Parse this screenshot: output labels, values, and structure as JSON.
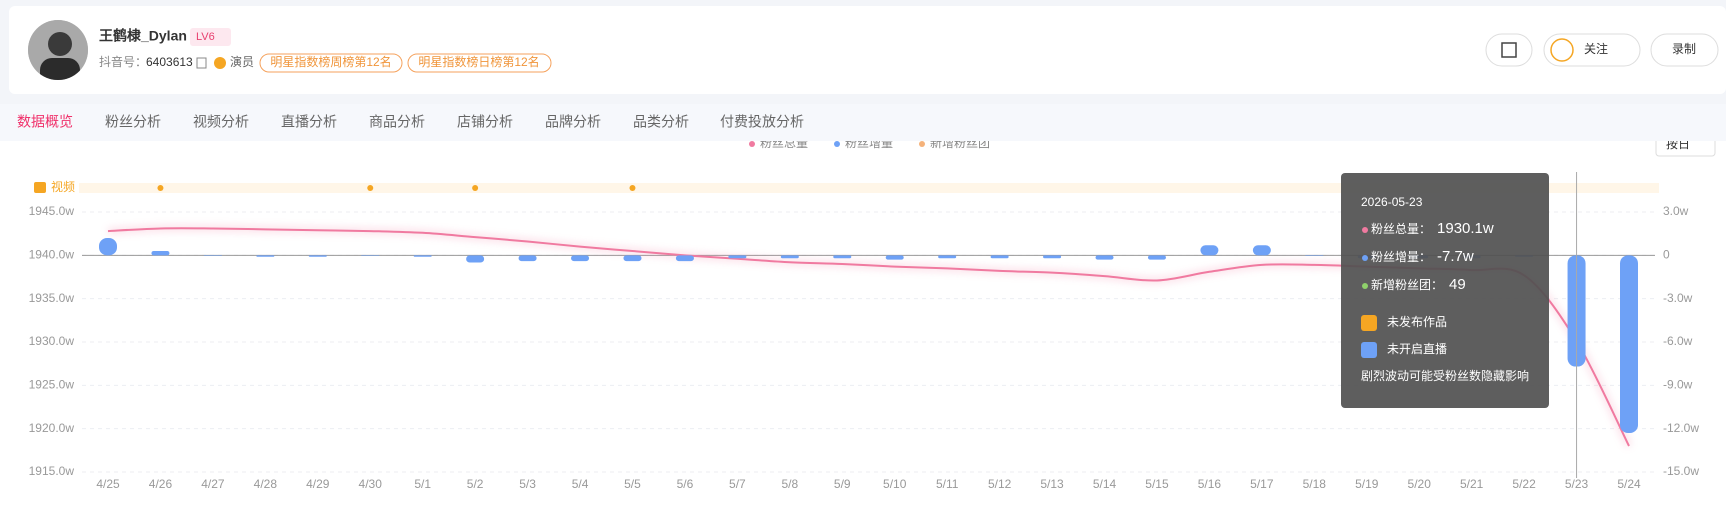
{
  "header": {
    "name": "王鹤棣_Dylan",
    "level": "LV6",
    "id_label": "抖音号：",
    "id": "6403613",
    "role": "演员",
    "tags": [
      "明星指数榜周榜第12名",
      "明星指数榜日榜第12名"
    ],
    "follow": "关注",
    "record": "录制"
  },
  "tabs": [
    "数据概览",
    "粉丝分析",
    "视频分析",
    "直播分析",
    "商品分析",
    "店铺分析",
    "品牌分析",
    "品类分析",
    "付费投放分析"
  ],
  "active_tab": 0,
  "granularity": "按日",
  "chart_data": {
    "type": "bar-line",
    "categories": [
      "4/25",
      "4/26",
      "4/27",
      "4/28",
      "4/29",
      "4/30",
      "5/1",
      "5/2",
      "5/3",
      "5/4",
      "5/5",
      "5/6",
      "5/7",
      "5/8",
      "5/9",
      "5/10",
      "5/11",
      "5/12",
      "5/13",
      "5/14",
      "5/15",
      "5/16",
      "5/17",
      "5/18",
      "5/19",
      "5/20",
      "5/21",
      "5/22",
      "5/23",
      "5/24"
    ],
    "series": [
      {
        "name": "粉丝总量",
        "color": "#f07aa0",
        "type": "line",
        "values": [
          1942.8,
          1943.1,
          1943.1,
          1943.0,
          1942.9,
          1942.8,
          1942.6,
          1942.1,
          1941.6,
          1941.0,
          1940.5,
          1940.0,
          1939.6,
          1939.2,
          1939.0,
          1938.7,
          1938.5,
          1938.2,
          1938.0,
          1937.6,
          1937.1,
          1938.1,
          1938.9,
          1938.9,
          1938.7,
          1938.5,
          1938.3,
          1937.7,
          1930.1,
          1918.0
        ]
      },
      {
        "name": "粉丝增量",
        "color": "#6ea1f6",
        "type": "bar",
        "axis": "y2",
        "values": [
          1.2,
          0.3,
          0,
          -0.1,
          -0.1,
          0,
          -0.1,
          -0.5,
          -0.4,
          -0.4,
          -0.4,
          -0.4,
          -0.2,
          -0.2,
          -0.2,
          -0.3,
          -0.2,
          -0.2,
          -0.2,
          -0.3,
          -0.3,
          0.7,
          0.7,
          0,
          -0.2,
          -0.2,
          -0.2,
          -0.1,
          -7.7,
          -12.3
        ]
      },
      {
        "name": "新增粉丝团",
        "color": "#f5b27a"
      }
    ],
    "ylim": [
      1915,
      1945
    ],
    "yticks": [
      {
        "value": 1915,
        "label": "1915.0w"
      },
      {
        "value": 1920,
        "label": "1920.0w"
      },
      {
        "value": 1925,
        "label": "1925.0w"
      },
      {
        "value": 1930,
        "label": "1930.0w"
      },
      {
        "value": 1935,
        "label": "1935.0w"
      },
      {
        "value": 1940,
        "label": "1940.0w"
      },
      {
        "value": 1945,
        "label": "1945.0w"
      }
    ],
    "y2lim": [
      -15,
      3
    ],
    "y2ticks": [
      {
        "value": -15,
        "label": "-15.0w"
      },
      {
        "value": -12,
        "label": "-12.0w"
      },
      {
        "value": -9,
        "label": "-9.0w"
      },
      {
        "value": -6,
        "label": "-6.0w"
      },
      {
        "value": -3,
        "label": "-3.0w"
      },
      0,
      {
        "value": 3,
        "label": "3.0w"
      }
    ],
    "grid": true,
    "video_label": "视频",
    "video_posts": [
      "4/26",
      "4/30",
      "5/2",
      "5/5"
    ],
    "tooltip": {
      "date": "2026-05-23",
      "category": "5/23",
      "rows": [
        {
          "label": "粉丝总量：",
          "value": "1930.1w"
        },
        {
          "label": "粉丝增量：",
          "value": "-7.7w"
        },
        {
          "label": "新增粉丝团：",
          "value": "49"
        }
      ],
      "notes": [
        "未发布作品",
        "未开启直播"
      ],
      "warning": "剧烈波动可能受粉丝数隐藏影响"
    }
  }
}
---
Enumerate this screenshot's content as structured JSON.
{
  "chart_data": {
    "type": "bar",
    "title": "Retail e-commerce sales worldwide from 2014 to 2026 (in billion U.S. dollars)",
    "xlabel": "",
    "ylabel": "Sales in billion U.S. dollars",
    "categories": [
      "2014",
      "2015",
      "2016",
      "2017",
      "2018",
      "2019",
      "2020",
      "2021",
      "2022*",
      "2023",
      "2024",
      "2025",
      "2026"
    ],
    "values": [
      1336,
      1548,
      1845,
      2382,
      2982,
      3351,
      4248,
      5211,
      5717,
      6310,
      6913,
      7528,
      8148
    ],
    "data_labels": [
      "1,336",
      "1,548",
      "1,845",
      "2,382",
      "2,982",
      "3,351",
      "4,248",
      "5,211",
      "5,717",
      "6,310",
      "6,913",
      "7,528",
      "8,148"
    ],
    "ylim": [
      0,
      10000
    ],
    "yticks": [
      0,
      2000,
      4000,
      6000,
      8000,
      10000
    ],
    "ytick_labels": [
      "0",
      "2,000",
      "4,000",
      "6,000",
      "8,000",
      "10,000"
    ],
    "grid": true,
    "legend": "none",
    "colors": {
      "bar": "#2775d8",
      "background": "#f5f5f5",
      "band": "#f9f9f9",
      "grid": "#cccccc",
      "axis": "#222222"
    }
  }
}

_Objective:_
Count the lines above that contain the word "type", and give only that number.

_Result for this exercise:_
4